* _WHAT TO DO_: Write the material out again in full, exactly.

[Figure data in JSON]
►

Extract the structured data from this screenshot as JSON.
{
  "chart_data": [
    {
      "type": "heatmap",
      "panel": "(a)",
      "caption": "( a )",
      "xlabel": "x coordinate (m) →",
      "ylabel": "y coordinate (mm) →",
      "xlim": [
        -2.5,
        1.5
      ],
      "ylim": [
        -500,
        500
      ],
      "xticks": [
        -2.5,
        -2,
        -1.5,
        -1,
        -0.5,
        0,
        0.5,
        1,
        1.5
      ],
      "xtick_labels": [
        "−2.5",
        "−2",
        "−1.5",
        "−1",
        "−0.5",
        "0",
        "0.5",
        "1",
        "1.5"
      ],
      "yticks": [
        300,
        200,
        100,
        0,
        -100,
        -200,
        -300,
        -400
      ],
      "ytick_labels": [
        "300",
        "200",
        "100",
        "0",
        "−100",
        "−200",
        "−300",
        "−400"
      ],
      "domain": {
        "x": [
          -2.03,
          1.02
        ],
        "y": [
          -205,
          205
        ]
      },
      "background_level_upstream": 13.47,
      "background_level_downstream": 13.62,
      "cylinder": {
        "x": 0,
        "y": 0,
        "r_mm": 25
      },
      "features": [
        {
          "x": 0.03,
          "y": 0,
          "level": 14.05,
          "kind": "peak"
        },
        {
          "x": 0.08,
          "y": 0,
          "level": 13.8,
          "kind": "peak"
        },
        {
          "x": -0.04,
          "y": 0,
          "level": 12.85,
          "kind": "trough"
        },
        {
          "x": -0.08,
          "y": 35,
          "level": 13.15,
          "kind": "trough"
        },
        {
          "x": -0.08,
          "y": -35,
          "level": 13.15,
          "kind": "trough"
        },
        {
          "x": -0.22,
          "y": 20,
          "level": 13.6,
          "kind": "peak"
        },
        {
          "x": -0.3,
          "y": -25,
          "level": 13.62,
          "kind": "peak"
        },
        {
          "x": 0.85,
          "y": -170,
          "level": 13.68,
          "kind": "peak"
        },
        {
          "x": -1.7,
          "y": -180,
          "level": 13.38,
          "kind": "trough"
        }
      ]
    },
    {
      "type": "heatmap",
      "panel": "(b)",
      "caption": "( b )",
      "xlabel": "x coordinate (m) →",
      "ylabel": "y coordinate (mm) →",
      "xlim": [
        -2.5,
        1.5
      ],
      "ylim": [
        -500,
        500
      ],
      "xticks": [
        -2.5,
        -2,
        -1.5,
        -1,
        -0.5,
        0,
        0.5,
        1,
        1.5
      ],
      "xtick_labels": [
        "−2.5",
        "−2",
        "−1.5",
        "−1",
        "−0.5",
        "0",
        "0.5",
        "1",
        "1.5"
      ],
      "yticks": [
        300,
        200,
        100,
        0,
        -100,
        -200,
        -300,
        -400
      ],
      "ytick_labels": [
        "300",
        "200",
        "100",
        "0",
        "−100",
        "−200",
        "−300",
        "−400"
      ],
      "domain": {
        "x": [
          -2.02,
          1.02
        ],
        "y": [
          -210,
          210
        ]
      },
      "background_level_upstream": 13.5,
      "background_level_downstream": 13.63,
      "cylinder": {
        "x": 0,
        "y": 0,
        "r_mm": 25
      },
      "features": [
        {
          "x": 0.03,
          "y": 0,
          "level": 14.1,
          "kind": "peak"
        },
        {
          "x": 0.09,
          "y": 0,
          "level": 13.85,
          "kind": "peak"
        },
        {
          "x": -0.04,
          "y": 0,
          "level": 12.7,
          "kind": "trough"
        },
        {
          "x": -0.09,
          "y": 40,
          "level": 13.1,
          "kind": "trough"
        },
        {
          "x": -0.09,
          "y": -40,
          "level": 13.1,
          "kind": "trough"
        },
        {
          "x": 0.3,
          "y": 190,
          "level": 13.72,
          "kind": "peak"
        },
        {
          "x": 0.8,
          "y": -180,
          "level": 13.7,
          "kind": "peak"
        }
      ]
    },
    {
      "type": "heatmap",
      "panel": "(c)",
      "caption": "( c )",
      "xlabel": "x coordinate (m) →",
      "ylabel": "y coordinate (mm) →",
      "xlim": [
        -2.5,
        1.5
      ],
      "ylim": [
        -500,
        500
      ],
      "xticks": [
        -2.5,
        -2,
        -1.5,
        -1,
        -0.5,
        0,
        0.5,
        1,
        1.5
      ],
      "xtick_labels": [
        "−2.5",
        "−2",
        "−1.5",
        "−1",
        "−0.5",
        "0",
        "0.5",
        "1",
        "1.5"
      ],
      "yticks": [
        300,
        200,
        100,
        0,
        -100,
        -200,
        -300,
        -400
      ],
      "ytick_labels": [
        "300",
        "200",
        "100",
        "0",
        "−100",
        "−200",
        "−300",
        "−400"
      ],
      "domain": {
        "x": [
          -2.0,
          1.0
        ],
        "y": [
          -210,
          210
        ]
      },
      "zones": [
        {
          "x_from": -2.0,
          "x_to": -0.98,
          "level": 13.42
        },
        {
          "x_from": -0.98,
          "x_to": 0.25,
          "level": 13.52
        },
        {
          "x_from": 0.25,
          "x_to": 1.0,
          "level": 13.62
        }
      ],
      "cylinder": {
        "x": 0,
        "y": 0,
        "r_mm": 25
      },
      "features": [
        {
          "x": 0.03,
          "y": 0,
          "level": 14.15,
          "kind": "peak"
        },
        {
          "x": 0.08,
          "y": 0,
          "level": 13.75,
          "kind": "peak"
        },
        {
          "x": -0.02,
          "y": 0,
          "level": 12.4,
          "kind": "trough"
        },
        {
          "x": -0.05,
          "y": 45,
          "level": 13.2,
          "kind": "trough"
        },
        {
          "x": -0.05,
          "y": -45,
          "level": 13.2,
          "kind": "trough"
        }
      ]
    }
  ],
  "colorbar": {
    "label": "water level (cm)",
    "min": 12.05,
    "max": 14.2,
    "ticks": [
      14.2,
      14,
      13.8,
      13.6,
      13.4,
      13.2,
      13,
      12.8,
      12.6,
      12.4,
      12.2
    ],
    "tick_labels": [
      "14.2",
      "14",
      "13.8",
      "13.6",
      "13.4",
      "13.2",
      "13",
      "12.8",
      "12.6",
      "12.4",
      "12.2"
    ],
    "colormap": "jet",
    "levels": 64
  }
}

◄

* _ANSWER TO THIS TASK_:
Extract the structured data from this screenshot as JSON.
{
  "chart_data": [
    {
      "type": "heatmap",
      "panel": "(a)",
      "caption": "( a )",
      "xlabel": "x coordinate (m) →",
      "ylabel": "y coordinate (mm) →",
      "xlim": [
        -2.5,
        1.5
      ],
      "ylim": [
        -500,
        500
      ],
      "xticks": [
        -2.5,
        -2,
        -1.5,
        -1,
        -0.5,
        0,
        0.5,
        1,
        1.5
      ],
      "xtick_labels": [
        "−2.5",
        "−2",
        "−1.5",
        "−1",
        "−0.5",
        "0",
        "0.5",
        "1",
        "1.5"
      ],
      "yticks": [
        300,
        200,
        100,
        0,
        -100,
        -200,
        -300,
        -400
      ],
      "ytick_labels": [
        "300",
        "200",
        "100",
        "0",
        "−100",
        "−200",
        "−300",
        "−400"
      ],
      "domain": {
        "x": [
          -2.03,
          1.02
        ],
        "y": [
          -205,
          205
        ]
      },
      "background_level_upstream": 13.47,
      "background_level_downstream": 13.62,
      "cylinder": {
        "x": 0,
        "y": 0,
        "r_mm": 25
      },
      "features": [
        {
          "x": 0.03,
          "y": 0,
          "level": 14.05,
          "kind": "peak"
        },
        {
          "x": 0.08,
          "y": 0,
          "level": 13.8,
          "kind": "peak"
        },
        {
          "x": -0.04,
          "y": 0,
          "level": 12.85,
          "kind": "trough"
        },
        {
          "x": -0.08,
          "y": 35,
          "level": 13.15,
          "kind": "trough"
        },
        {
          "x": -0.08,
          "y": -35,
          "level": 13.15,
          "kind": "trough"
        },
        {
          "x": -0.22,
          "y": 20,
          "level": 13.6,
          "kind": "peak"
        },
        {
          "x": -0.3,
          "y": -25,
          "level": 13.62,
          "kind": "peak"
        },
        {
          "x": 0.85,
          "y": -170,
          "level": 13.68,
          "kind": "peak"
        },
        {
          "x": -1.7,
          "y": -180,
          "level": 13.38,
          "kind": "trough"
        }
      ]
    },
    {
      "type": "heatmap",
      "panel": "(b)",
      "caption": "( b )",
      "xlabel": "x coordinate (m) →",
      "ylabel": "y coordinate (mm) →",
      "xlim": [
        -2.5,
        1.5
      ],
      "ylim": [
        -500,
        500
      ],
      "xticks": [
        -2.5,
        -2,
        -1.5,
        -1,
        -0.5,
        0,
        0.5,
        1,
        1.5
      ],
      "xtick_labels": [
        "−2.5",
        "−2",
        "−1.5",
        "−1",
        "−0.5",
        "0",
        "0.5",
        "1",
        "1.5"
      ],
      "yticks": [
        300,
        200,
        100,
        0,
        -100,
        -200,
        -300,
        -400
      ],
      "ytick_labels": [
        "300",
        "200",
        "100",
        "0",
        "−100",
        "−200",
        "−300",
        "−400"
      ],
      "domain": {
        "x": [
          -2.02,
          1.02
        ],
        "y": [
          -210,
          210
        ]
      },
      "background_level_upstream": 13.5,
      "background_level_downstream": 13.63,
      "cylinder": {
        "x": 0,
        "y": 0,
        "r_mm": 25
      },
      "features": [
        {
          "x": 0.03,
          "y": 0,
          "level": 14.1,
          "kind": "peak"
        },
        {
          "x": 0.09,
          "y": 0,
          "level": 13.85,
          "kind": "peak"
        },
        {
          "x": -0.04,
          "y": 0,
          "level": 12.7,
          "kind": "trough"
        },
        {
          "x": -0.09,
          "y": 40,
          "level": 13.1,
          "kind": "trough"
        },
        {
          "x": -0.09,
          "y": -40,
          "level": 13.1,
          "kind": "trough"
        },
        {
          "x": 0.3,
          "y": 190,
          "level": 13.72,
          "kind": "peak"
        },
        {
          "x": 0.8,
          "y": -180,
          "level": 13.7,
          "kind": "peak"
        }
      ]
    },
    {
      "type": "heatmap",
      "panel": "(c)",
      "caption": "( c )",
      "xlabel": "x coordinate (m) →",
      "ylabel": "y coordinate (mm) →",
      "xlim": [
        -2.5,
        1.5
      ],
      "ylim": [
        -500,
        500
      ],
      "xticks": [
        -2.5,
        -2,
        -1.5,
        -1,
        -0.5,
        0,
        0.5,
        1,
        1.5
      ],
      "xtick_labels": [
        "−2.5",
        "−2",
        "−1.5",
        "−1",
        "−0.5",
        "0",
        "0.5",
        "1",
        "1.5"
      ],
      "yticks": [
        300,
        200,
        100,
        0,
        -100,
        -200,
        -300,
        -400
      ],
      "ytick_labels": [
        "300",
        "200",
        "100",
        "0",
        "−100",
        "−200",
        "−300",
        "−400"
      ],
      "domain": {
        "x": [
          -2.0,
          1.0
        ],
        "y": [
          -210,
          210
        ]
      },
      "zones": [
        {
          "x_from": -2.0,
          "x_to": -0.98,
          "level": 13.42
        },
        {
          "x_from": -0.98,
          "x_to": 0.25,
          "level": 13.52
        },
        {
          "x_from": 0.25,
          "x_to": 1.0,
          "level": 13.62
        }
      ],
      "cylinder": {
        "x": 0,
        "y": 0,
        "r_mm": 25
      },
      "features": [
        {
          "x": 0.03,
          "y": 0,
          "level": 14.15,
          "kind": "peak"
        },
        {
          "x": 0.08,
          "y": 0,
          "level": 13.75,
          "kind": "peak"
        },
        {
          "x": -0.02,
          "y": 0,
          "level": 12.4,
          "kind": "trough"
        },
        {
          "x": -0.05,
          "y": 45,
          "level": 13.2,
          "kind": "trough"
        },
        {
          "x": -0.05,
          "y": -45,
          "level": 13.2,
          "kind": "trough"
        }
      ]
    }
  ],
  "colorbar": {
    "label": "water level (cm)",
    "min": 12.05,
    "max": 14.2,
    "ticks": [
      14.2,
      14,
      13.8,
      13.6,
      13.4,
      13.2,
      13,
      12.8,
      12.6,
      12.4,
      12.2
    ],
    "tick_labels": [
      "14.2",
      "14",
      "13.8",
      "13.6",
      "13.4",
      "13.2",
      "13",
      "12.8",
      "12.6",
      "12.4",
      "12.2"
    ],
    "colormap": "jet",
    "levels": 64
  }
}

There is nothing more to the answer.